[PROBLEM TO WORK ON]
Could you print every record below exactly as it appears?

(Extracted data entries)
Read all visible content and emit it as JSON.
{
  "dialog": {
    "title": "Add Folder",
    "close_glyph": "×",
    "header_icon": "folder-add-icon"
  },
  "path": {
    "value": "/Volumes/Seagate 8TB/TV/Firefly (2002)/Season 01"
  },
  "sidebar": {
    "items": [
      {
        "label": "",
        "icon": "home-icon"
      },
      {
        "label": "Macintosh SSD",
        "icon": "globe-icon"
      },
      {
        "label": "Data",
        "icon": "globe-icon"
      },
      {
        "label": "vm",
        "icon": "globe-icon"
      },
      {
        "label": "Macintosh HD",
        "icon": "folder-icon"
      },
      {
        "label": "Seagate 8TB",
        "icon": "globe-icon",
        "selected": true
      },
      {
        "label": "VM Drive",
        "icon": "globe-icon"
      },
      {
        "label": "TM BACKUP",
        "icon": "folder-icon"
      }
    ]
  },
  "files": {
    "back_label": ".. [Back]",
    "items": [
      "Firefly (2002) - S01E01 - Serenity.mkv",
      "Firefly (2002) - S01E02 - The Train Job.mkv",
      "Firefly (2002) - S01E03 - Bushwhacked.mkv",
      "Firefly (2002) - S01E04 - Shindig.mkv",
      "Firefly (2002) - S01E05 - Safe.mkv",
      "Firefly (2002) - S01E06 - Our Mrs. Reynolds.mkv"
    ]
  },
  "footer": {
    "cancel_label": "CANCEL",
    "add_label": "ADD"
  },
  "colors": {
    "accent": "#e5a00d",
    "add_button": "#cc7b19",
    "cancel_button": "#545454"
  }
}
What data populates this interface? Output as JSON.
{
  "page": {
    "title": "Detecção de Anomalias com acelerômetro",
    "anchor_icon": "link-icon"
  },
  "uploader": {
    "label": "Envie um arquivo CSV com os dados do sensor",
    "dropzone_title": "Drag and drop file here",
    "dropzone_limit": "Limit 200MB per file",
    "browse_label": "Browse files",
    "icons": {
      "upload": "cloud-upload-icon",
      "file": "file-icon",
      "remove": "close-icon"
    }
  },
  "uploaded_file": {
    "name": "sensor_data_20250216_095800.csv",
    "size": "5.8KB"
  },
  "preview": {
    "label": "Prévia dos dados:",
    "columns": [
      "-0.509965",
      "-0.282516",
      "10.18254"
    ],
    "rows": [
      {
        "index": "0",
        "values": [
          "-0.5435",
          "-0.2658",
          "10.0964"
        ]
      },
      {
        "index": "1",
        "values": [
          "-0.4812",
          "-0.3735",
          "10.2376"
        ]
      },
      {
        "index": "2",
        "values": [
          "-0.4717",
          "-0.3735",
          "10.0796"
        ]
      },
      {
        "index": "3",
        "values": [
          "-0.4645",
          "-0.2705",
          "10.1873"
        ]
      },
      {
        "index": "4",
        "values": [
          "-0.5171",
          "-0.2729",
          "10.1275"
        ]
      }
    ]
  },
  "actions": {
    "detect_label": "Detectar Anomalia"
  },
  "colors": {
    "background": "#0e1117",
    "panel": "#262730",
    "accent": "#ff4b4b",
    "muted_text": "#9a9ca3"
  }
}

[OUTPUT FOR THIS EXERCISE]
Read all visible content and emit it as JSON.
{
  "dialog": {
    "title": "Add Folder",
    "close_glyph": "×",
    "header_icon": "folder-add-icon"
  },
  "path": {
    "value": "/Volumes/Seagate 8TB/TV/Firefly (2002)/Season 01"
  },
  "sidebar": {
    "items": [
      {
        "label": "",
        "icon": "home-icon"
      },
      {
        "label": "Macintosh SSD",
        "icon": "globe-icon"
      },
      {
        "label": "Data",
        "icon": "globe-icon"
      },
      {
        "label": "vm",
        "icon": "globe-icon"
      },
      {
        "label": "Macintosh HD",
        "icon": "folder-icon"
      },
      {
        "label": "Seagate 8TB",
        "icon": "globe-icon",
        "selected": true
      },
      {
        "label": "VM Drive",
        "icon": "globe-icon"
      },
      {
        "label": "TM BACKUP",
        "icon": "folder-icon"
      }
    ]
  },
  "files": {
    "back_label": ".. [Back]",
    "items": [
      "Firefly (2002) - S01E01 - Serenity.mkv",
      "Firefly (2002) - S01E02 - The Train Job.mkv",
      "Firefly (2002) - S01E03 - Bushwhacked.mkv",
      "Firefly (2002) - S01E04 - Shindig.mkv",
      "Firefly (2002) - S01E05 - Safe.mkv",
      "Firefly (2002) - S01E06 - Our Mrs. Reynolds.mkv"
    ]
  },
  "footer": {
    "cancel_label": "CANCEL",
    "add_label": "ADD"
  },
  "colors": {
    "accent": "#e5a00d",
    "add_button": "#cc7b19",
    "cancel_button": "#545454"
  }
}
What data populates this interface? Output as JSON.
{
  "page": {
    "title": "Detecção de Anomalias com acelerômetro",
    "anchor_icon": "link-icon"
  },
  "uploader": {
    "label": "Envie um arquivo CSV com os dados do sensor",
    "dropzone_title": "Drag and drop file here",
    "dropzone_limit": "Limit 200MB per file",
    "browse_label": "Browse files",
    "icons": {
      "upload": "cloud-upload-icon",
      "file": "file-icon",
      "remove": "close-icon"
    }
  },
  "uploaded_file": {
    "name": "sensor_data_20250216_095800.csv",
    "size": "5.8KB"
  },
  "preview": {
    "label": "Prévia dos dados:",
    "columns": [
      "-0.509965",
      "-0.282516",
      "10.18254"
    ],
    "rows": [
      {
        "index": "0",
        "values": [
          "-0.5435",
          "-0.2658",
          "10.0964"
        ]
      },
      {
        "index": "1",
        "values": [
          "-0.4812",
          "-0.3735",
          "10.2376"
        ]
      },
      {
        "index": "2",
        "values": [
          "-0.4717",
          "-0.3735",
          "10.0796"
        ]
      },
      {
        "index": "3",
        "values": [
          "-0.4645",
          "-0.2705",
          "10.1873"
        ]
      },
      {
        "index": "4",
        "values": [
          "-0.5171",
          "-0.2729",
          "10.1275"
        ]
      }
    ]
  },
  "actions": {
    "detect_label": "Detectar Anomalia"
  },
  "colors": {
    "background": "#0e1117",
    "panel": "#262730",
    "accent": "#ff4b4b",
    "muted_text": "#9a9ca3"
  }
}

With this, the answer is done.